Stored data entries
────────
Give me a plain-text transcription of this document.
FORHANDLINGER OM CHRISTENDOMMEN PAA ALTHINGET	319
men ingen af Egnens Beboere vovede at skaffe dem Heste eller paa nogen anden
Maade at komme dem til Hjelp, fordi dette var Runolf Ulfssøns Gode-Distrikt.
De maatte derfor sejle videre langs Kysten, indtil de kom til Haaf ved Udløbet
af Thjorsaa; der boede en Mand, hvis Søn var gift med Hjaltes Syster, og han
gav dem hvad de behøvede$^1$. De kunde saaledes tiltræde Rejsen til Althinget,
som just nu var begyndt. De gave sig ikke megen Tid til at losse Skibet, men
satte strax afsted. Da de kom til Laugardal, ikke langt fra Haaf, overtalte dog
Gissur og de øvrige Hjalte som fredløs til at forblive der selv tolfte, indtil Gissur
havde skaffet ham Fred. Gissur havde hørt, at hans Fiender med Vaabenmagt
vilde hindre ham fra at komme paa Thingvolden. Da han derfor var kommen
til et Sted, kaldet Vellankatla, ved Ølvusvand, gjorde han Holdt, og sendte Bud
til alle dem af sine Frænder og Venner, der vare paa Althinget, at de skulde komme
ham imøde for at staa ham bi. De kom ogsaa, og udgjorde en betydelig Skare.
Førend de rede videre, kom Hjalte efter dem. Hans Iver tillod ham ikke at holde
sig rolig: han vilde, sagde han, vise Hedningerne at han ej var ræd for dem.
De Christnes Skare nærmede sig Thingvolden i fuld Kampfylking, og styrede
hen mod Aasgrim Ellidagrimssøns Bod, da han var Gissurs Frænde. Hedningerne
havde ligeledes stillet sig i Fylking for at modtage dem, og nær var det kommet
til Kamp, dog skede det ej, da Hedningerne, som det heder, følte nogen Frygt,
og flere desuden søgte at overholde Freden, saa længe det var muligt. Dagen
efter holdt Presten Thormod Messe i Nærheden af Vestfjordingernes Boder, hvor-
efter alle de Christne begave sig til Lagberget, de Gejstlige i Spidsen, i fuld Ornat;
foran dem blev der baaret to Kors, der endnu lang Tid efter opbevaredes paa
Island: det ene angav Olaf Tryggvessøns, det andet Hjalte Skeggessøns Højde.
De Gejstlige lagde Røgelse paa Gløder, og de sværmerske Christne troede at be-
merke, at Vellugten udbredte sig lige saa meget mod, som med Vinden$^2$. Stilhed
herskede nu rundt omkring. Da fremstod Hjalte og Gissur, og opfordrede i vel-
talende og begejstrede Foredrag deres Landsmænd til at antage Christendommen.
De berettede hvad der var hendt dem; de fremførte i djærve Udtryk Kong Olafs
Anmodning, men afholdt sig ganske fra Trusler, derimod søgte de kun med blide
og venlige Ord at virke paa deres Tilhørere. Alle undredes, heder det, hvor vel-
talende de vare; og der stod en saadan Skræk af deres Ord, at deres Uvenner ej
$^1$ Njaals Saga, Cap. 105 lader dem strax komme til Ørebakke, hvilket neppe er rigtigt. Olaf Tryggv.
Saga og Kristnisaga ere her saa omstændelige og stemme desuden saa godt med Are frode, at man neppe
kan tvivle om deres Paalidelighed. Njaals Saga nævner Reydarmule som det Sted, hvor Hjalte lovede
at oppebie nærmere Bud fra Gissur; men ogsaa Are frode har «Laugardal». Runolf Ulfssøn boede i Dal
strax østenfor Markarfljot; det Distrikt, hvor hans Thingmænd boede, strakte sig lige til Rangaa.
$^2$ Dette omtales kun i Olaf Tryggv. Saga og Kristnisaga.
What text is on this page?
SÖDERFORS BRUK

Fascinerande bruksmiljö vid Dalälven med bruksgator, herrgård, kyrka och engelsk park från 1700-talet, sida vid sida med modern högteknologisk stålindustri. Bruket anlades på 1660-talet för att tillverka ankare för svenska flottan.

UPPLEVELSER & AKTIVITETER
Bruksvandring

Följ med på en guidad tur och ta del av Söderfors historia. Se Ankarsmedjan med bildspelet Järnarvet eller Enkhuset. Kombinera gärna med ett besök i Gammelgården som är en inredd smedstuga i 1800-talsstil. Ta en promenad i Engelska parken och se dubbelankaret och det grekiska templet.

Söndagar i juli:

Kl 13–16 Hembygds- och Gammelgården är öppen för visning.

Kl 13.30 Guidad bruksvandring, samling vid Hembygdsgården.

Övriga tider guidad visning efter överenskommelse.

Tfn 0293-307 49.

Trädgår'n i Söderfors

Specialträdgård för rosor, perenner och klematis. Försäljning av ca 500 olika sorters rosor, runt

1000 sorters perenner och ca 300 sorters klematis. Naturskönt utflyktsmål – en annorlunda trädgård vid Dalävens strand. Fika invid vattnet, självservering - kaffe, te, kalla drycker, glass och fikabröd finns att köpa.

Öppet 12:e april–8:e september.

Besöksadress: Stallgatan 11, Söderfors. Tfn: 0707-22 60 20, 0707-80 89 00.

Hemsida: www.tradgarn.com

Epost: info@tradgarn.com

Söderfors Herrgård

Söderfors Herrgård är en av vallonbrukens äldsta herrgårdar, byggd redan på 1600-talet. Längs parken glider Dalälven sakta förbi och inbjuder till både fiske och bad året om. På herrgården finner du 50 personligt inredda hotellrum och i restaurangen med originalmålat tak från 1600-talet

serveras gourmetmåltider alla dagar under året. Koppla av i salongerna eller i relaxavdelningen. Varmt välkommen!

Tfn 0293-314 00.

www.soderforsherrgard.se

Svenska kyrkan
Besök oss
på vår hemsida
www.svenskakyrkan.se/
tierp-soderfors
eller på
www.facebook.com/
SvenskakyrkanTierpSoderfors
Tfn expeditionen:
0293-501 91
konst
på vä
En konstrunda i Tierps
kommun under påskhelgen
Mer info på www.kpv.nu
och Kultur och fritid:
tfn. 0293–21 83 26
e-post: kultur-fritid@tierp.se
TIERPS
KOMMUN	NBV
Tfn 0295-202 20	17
────────
- EXERCISE DIRECTIONS
Tally the lines that hold the string "fuld" and state the total, nothing more.

- EXERCISE RESPONSE
2